CHALLENGE A: Render the listing as a Markdown table with the columns Row and Line, from its first line through the line containing "spec-value: 2,00 GHz xyxy=(448,559,489,572)", leaving out blank lines.

EXCERPTED PASSAGE:

+ + +

Tuesday, January 31, 2012

To bleed, or not to bleed.

Nothing terribly exciting or weird happened today, and that is ok by me! Well, that being said, as soon as I walked into the school office, one of the secretaries informed me that my older son, Anthony, had gotten his head scraped up while playing football during the first recess. It had bled pretty badly and he was quite upset. As the kids from his class were entering the playground, they immediately came up to me and told me Anthony got hurt, that it bled a lot and how "bad" it was. When I saw him during lunch recess he seemed to be ok, except for a band aid on his forehead. When I asked him what happened, the emotions started welling up in his face. There was very little blood on the bandage but, hey, I'm sure it was much worse when it happened..."MUCH" worse! Two of his friends were walking with him and proceeded to tell me all the "awful" details. How Anthony was under a dog-pile of kids and his friend, Chris, tried to help save him, but as he was trying to pull my son out, Chris got clobbered by another kid. Oh, the tragedy of it all!! It sounded like mayhem! (In other words, the usual craziness of 8-9 year old boys.) I spoke to the alleged criminals and they were all apologetic and said they weren't trying to hurt anyone. Uh huh.

+ + +

DATA EXCERPTS:

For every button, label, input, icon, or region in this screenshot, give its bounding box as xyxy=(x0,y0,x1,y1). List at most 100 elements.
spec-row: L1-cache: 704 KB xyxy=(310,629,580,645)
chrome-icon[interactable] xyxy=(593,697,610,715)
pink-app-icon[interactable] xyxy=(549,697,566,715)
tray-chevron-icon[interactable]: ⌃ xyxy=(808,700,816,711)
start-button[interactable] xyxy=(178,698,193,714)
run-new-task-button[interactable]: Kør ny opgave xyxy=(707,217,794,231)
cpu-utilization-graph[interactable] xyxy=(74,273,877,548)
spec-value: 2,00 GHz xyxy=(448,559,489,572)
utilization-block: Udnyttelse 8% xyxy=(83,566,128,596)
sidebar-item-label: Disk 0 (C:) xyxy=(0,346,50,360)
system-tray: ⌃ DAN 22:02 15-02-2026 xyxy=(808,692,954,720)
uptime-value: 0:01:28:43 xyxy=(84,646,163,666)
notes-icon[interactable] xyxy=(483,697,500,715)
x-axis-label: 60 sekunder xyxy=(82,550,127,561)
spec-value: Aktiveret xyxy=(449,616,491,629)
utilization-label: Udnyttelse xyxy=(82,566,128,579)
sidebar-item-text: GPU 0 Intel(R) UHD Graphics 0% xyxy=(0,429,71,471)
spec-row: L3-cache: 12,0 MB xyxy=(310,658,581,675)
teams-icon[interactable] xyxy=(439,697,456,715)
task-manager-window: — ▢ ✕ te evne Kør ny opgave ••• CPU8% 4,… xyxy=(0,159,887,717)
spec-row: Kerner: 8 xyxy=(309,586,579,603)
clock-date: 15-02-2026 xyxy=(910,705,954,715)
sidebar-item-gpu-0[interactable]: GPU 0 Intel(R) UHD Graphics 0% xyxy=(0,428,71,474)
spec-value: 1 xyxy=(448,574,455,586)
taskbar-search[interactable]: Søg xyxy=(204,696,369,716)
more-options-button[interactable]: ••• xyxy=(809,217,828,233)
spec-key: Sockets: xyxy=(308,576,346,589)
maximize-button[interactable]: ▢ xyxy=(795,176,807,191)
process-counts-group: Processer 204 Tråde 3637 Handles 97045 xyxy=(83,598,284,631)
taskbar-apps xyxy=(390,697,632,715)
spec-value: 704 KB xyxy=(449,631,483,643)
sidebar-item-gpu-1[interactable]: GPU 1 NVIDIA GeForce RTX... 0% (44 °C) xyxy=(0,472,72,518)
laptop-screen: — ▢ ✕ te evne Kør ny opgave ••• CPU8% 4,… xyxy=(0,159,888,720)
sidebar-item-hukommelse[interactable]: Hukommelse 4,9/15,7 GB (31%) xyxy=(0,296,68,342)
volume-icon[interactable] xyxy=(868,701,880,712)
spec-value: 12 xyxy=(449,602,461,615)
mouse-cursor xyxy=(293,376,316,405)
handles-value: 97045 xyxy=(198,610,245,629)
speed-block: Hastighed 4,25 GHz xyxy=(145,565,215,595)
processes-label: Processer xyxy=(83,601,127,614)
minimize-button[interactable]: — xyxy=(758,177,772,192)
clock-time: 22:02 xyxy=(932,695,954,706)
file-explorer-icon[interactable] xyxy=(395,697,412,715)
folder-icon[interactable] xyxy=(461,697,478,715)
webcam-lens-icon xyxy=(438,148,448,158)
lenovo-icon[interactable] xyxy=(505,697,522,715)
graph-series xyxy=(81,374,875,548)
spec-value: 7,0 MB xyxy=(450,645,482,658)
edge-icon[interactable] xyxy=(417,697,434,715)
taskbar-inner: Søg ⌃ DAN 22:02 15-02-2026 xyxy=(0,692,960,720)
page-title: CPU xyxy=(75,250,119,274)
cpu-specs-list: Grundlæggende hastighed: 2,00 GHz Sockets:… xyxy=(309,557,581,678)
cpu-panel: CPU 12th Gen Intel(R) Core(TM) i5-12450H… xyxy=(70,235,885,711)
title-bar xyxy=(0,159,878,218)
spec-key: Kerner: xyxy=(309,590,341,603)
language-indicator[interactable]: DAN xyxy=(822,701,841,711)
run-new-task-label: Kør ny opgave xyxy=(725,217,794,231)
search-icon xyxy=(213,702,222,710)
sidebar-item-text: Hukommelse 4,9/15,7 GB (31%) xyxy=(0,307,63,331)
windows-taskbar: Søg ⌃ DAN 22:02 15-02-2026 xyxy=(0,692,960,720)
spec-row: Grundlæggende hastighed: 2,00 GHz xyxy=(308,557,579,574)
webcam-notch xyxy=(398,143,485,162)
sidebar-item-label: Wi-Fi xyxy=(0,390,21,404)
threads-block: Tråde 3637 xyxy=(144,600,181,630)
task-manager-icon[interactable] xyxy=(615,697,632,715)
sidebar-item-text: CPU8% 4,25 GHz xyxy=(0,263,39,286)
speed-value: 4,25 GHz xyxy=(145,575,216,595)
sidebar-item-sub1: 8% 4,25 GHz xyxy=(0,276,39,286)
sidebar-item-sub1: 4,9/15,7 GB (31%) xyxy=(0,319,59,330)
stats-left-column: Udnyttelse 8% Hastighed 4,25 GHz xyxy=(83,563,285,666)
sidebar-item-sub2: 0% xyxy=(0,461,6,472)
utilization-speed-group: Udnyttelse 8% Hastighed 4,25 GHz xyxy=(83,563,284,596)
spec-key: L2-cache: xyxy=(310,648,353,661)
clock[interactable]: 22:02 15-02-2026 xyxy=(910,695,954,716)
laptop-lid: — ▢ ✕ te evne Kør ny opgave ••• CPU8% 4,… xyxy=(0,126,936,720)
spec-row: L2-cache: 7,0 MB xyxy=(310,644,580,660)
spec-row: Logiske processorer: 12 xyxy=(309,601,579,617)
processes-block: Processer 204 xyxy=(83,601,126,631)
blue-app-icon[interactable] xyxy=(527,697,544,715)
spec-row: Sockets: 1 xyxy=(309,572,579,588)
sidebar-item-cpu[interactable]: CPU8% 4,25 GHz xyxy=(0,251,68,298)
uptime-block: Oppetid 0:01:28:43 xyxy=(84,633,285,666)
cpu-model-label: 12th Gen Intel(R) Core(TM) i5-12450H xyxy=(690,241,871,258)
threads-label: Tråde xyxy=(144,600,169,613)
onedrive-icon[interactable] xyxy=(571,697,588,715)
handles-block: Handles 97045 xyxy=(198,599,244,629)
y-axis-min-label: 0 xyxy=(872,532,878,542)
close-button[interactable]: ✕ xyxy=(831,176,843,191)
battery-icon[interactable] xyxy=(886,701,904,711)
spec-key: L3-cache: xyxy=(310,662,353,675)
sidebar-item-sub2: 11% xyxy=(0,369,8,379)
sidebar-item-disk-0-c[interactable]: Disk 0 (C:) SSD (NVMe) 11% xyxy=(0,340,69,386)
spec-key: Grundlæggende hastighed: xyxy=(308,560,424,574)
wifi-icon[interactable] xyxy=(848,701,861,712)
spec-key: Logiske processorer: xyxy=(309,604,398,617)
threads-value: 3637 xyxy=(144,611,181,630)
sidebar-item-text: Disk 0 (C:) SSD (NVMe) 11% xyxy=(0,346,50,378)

+ + +

CHALLENGE B: Based on the account of the recess injury, decide whether each statement is true, answering yes or no and quoting the words that decide it: (i) Anthony was hurt during the first recess. (ii) Chris pulled Anthony out of the pile without being hurt himself. (iii) The boys involved said they had meant to hurt someone.

REPLY A:
| Row | Line |
|---|---|
| 1 | For every button, label, input, icon, or region in this screenshot, give its bounding box as xyxy=(x0,y0,x1,y1). List at most 100 elements. |
| 2 | spec-row: L1-cache: 704 KB xyxy=(310,629,580,645) |
| 3 | chrome-icon[interactable] xyxy=(593,697,610,715) |
| 4 | pink-app-icon[interactable] xyxy=(549,697,566,715) |
| 5 | tray-chevron-icon[interactable]: ⌃ xyxy=(808,700,816,711) |
| 6 | start-button[interactable] xyxy=(178,698,193,714) |
| 7 | run-new-task-button[interactable]: Kør ny opgave xyxy=(707,217,794,231) |
| 8 | cpu-utilization-graph[interactable] xyxy=(74,273,877,548) |
| 9 | spec-value: 2,00 GHz xyxy=(448,559,489,572) |

REPLY B:
(i) Yes: "had gotten his head scraped up while playing football during the first recess"
(ii) No: "Chris got clobbered by another kid"
(iii) No: "they weren't trying to hurt anyone"